▶ [Work to be completed]: Find the lines below that contain the word "type" and count them. Only the number should be given.

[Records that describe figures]
════
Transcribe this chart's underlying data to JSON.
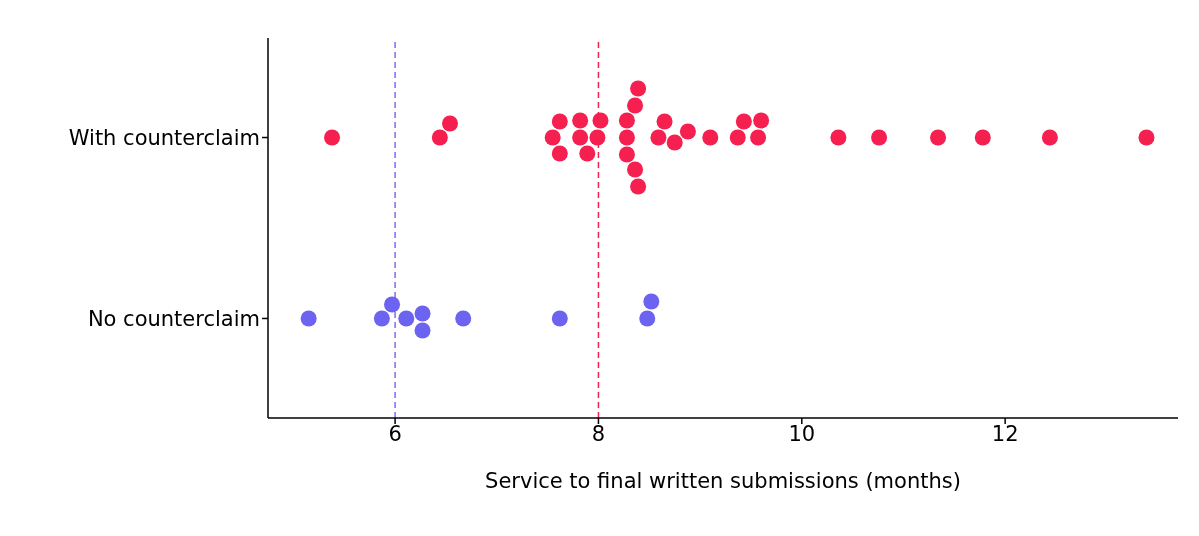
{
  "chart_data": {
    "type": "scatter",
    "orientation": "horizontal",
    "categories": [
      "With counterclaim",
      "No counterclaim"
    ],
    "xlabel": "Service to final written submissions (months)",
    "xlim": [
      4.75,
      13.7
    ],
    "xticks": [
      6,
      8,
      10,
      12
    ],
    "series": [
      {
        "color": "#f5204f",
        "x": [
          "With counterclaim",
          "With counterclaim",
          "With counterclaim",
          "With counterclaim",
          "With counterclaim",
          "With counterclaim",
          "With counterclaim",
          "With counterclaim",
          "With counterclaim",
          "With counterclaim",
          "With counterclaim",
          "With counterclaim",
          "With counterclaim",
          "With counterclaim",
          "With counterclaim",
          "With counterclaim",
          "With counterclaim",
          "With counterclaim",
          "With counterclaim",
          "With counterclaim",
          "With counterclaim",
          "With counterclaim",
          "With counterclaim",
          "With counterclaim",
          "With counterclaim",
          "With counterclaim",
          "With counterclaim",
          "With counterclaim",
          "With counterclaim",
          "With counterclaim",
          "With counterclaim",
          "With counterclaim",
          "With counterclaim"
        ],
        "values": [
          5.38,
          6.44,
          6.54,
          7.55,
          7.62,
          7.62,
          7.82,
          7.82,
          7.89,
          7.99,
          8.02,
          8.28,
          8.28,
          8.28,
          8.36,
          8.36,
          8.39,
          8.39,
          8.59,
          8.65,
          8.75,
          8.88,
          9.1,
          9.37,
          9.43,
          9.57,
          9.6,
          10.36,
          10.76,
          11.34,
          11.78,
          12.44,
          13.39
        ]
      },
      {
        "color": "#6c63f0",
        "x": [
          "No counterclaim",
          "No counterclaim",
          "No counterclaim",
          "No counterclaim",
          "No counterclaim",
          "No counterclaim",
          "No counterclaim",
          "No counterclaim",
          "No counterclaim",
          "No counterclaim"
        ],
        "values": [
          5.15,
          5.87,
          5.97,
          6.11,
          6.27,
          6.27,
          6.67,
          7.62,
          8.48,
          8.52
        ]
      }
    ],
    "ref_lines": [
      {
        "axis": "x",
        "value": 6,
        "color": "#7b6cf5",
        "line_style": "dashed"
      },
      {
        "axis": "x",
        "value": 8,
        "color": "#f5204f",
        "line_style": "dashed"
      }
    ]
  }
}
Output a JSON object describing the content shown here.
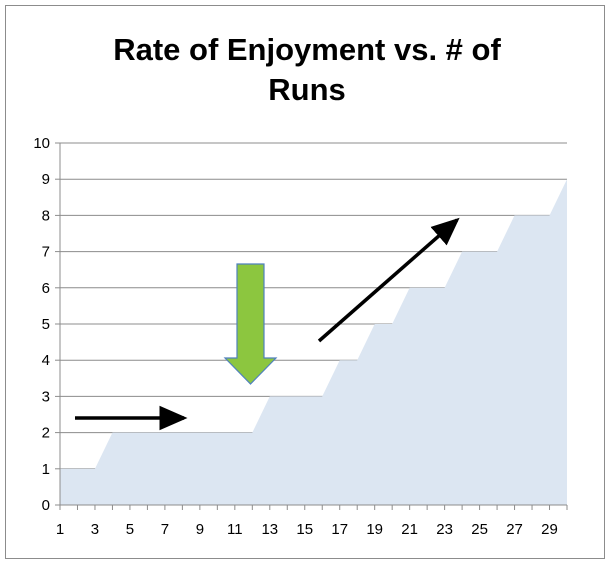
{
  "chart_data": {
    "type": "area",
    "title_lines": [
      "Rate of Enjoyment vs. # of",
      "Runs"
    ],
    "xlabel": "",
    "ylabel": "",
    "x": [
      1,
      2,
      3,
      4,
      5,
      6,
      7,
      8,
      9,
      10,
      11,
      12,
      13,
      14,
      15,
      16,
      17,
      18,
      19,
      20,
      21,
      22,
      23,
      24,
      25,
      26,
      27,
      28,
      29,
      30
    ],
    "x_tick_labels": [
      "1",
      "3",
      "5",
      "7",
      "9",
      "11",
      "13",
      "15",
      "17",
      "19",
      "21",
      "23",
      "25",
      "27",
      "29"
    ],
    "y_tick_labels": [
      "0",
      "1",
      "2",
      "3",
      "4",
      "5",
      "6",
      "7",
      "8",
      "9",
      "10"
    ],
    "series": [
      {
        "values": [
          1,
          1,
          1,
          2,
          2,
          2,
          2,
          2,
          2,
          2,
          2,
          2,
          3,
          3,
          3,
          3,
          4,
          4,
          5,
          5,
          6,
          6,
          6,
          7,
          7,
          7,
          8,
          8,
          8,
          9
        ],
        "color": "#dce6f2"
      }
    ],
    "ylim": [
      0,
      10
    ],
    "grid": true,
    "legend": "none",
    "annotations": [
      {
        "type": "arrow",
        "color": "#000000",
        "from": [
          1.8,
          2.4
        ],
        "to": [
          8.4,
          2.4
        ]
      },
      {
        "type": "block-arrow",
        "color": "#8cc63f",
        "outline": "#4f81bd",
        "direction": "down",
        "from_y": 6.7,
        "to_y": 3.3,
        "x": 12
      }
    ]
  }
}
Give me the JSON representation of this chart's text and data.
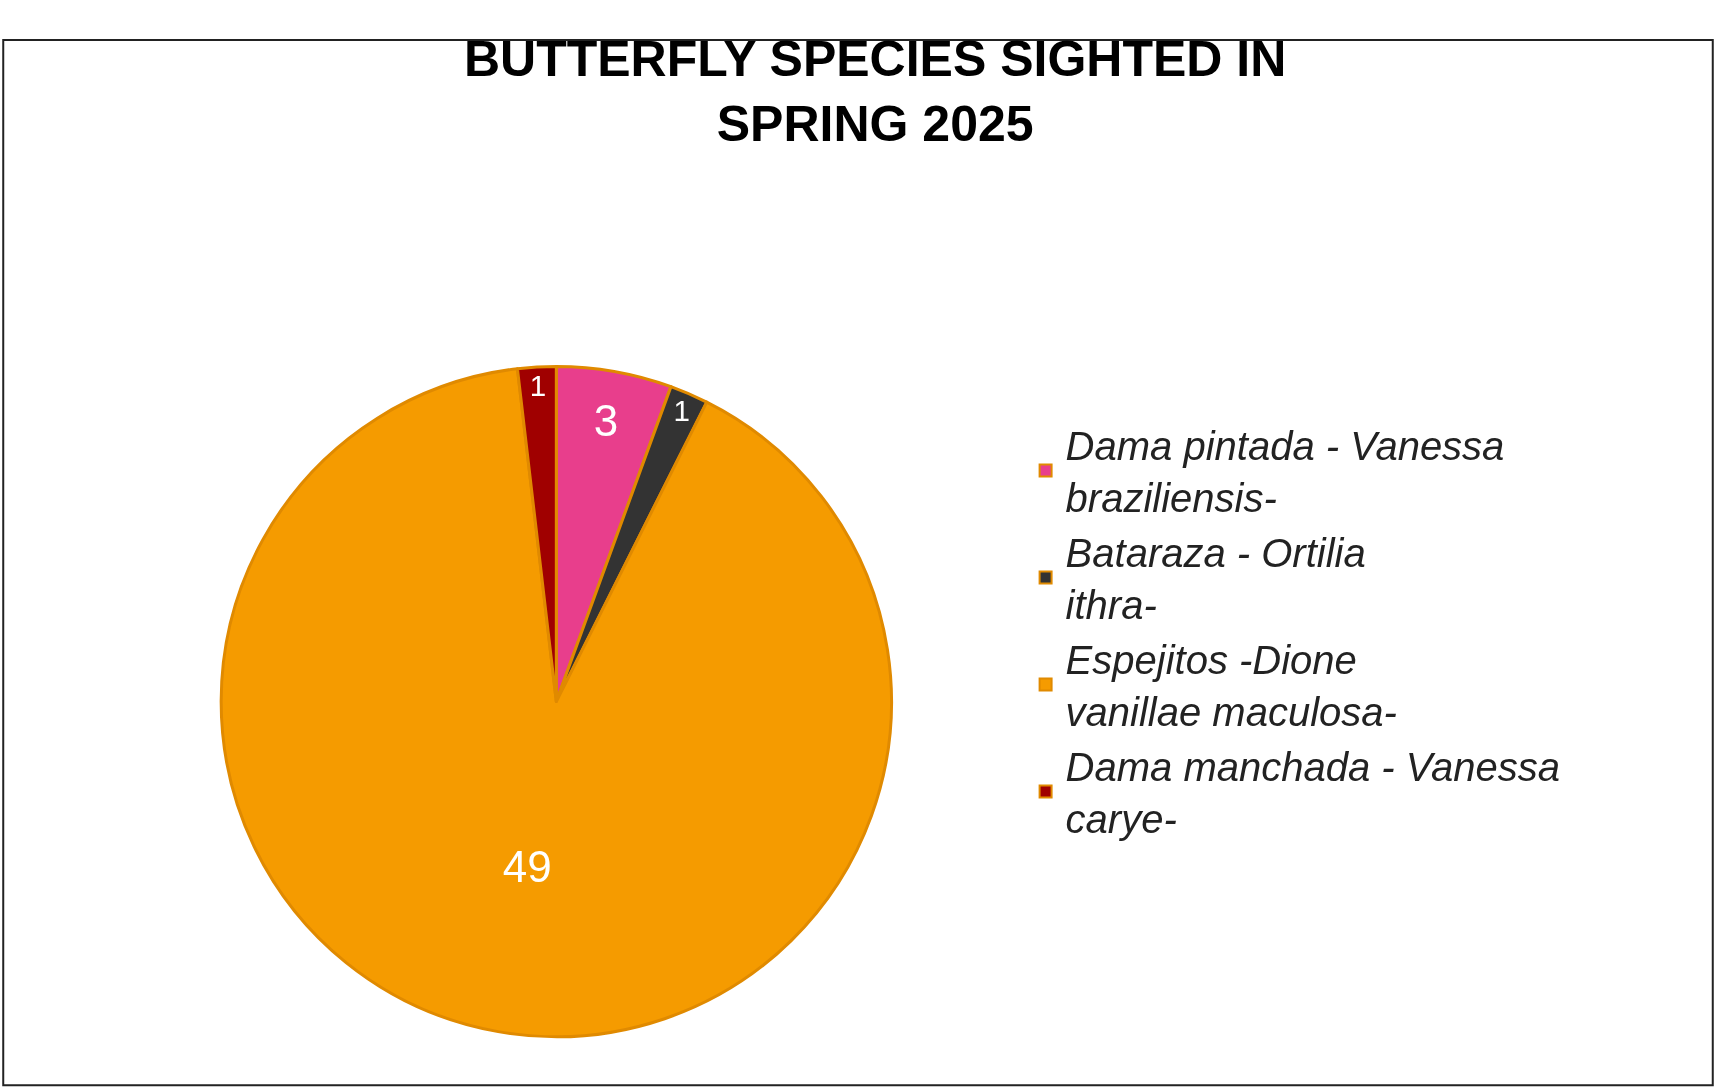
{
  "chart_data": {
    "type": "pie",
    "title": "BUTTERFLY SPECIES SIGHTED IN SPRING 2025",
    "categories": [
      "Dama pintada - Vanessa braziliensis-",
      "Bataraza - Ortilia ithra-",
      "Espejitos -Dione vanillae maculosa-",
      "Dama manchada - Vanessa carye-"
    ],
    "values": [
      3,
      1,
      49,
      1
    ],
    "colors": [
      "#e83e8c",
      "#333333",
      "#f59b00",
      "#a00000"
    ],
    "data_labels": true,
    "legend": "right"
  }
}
════
▶ [The response]: 5